> **EXERCISE**
All the data should come back exactly as it was given.
## begin ENTRIES SHOWN
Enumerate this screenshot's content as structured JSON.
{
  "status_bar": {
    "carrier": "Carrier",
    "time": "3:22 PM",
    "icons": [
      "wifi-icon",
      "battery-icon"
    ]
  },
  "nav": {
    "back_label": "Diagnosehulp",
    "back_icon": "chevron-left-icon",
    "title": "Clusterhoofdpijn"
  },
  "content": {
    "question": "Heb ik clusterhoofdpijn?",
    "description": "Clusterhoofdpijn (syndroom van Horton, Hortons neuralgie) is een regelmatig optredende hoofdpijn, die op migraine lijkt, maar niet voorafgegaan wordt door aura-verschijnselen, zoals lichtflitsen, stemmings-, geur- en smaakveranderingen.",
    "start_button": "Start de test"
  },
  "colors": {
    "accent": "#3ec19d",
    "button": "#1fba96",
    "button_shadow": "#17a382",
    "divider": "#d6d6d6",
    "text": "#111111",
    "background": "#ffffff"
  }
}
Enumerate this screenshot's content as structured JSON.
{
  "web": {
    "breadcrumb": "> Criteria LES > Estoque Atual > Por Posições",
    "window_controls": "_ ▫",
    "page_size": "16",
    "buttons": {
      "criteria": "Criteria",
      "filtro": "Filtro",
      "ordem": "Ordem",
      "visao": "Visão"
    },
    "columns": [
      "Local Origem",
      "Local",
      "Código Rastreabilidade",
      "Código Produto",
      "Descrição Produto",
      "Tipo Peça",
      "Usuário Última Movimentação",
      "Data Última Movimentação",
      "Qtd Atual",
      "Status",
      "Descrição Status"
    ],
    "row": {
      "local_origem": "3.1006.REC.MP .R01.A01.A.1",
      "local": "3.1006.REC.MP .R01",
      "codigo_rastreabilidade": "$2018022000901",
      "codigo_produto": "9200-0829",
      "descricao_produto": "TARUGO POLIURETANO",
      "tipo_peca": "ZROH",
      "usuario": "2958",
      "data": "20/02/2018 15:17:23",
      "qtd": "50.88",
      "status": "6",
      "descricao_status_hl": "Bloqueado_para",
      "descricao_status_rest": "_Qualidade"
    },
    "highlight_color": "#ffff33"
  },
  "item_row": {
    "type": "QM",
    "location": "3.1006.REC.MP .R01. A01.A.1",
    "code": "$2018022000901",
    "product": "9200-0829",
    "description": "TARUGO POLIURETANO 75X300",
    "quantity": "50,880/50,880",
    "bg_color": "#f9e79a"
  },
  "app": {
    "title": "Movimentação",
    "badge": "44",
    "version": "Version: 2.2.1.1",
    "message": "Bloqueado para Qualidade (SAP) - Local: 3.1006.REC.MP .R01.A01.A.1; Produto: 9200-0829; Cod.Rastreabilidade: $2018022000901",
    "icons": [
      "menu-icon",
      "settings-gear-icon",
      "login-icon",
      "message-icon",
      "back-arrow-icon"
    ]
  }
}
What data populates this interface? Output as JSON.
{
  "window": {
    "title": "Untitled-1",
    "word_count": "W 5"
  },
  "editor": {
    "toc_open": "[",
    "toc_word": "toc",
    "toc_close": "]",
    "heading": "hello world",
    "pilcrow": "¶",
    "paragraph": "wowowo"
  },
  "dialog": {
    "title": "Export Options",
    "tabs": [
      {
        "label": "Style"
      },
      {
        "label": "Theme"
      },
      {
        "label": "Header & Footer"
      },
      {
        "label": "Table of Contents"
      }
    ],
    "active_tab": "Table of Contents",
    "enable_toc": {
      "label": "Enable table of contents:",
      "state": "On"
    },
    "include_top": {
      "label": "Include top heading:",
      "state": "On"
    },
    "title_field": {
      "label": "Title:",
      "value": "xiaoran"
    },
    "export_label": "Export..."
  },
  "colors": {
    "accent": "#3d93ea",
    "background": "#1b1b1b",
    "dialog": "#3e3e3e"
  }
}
## end ENTRIES SHOWN
> **PROBLEM SOLUTION**
Enumerate this screenshot's content as structured JSON.
{
  "status_bar": {
    "carrier": "Carrier",
    "time": "3:22 PM",
    "icons": [
      "wifi-icon",
      "battery-icon"
    ]
  },
  "nav": {
    "back_label": "Diagnosehulp",
    "back_icon": "chevron-left-icon",
    "title": "Clusterhoofdpijn"
  },
  "content": {
    "question": "Heb ik clusterhoofdpijn?",
    "description": "Clusterhoofdpijn (syndroom van Horton, Hortons neuralgie) is een regelmatig optredende hoofdpijn, die op migraine lijkt, maar niet voorafgegaan wordt door aura-verschijnselen, zoals lichtflitsen, stemmings-, geur- en smaakveranderingen.",
    "start_button": "Start de test"
  },
  "colors": {
    "accent": "#3ec19d",
    "button": "#1fba96",
    "button_shadow": "#17a382",
    "divider": "#d6d6d6",
    "text": "#111111",
    "background": "#ffffff"
  }
}
Enumerate this screenshot's content as structured JSON.
{
  "web": {
    "breadcrumb": "> Criteria LES > Estoque Atual > Por Posições",
    "window_controls": "_ ▫",
    "page_size": "16",
    "buttons": {
      "criteria": "Criteria",
      "filtro": "Filtro",
      "ordem": "Ordem",
      "visao": "Visão"
    },
    "columns": [
      "Local Origem",
      "Local",
      "Código Rastreabilidade",
      "Código Produto",
      "Descrição Produto",
      "Tipo Peça",
      "Usuário Última Movimentação",
      "Data Última Movimentação",
      "Qtd Atual",
      "Status",
      "Descrição Status"
    ],
    "row": {
      "local_origem": "3.1006.REC.MP .R01.A01.A.1",
      "local": "3.1006.REC.MP .R01",
      "codigo_rastreabilidade": "$2018022000901",
      "codigo_produto": "9200-0829",
      "descricao_produto": "TARUGO POLIURETANO",
      "tipo_peca": "ZROH",
      "usuario": "2958",
      "data": "20/02/2018 15:17:23",
      "qtd": "50.88",
      "status": "6",
      "descricao_status_hl": "Bloqueado_para",
      "descricao_status_rest": "_Qualidade"
    },
    "highlight_color": "#ffff33"
  },
  "item_row": {
    "type": "QM",
    "location": "3.1006.REC.MP .R01. A01.A.1",
    "code": "$2018022000901",
    "product": "9200-0829",
    "description": "TARUGO POLIURETANO 75X300",
    "quantity": "50,880/50,880",
    "bg_color": "#f9e79a"
  },
  "app": {
    "title": "Movimentação",
    "badge": "44",
    "version": "Version: 2.2.1.1",
    "message": "Bloqueado para Qualidade (SAP) - Local: 3.1006.REC.MP .R01.A01.A.1; Produto: 9200-0829; Cod.Rastreabilidade: $2018022000901",
    "icons": [
      "menu-icon",
      "settings-gear-icon",
      "login-icon",
      "message-icon",
      "back-arrow-icon"
    ]
  }
}
What data populates this interface? Output as JSON.
{
  "window": {
    "title": "Untitled-1",
    "word_count": "W 5"
  },
  "editor": {
    "toc_open": "[",
    "toc_word": "toc",
    "toc_close": "]",
    "heading": "hello world",
    "pilcrow": "¶",
    "paragraph": "wowowo"
  },
  "dialog": {
    "title": "Export Options",
    "tabs": [
      {
        "label": "Style"
      },
      {
        "label": "Theme"
      },
      {
        "label": "Header & Footer"
      },
      {
        "label": "Table of Contents"
      }
    ],
    "active_tab": "Table of Contents",
    "enable_toc": {
      "label": "Enable table of contents:",
      "state": "On"
    },
    "include_top": {
      "label": "Include top heading:",
      "state": "On"
    },
    "title_field": {
      "label": "Title:",
      "value": "xiaoran"
    },
    "export_label": "Export..."
  },
  "colors": {
    "accent": "#3d93ea",
    "background": "#1b1b1b",
    "dialog": "#3e3e3e"
  }
}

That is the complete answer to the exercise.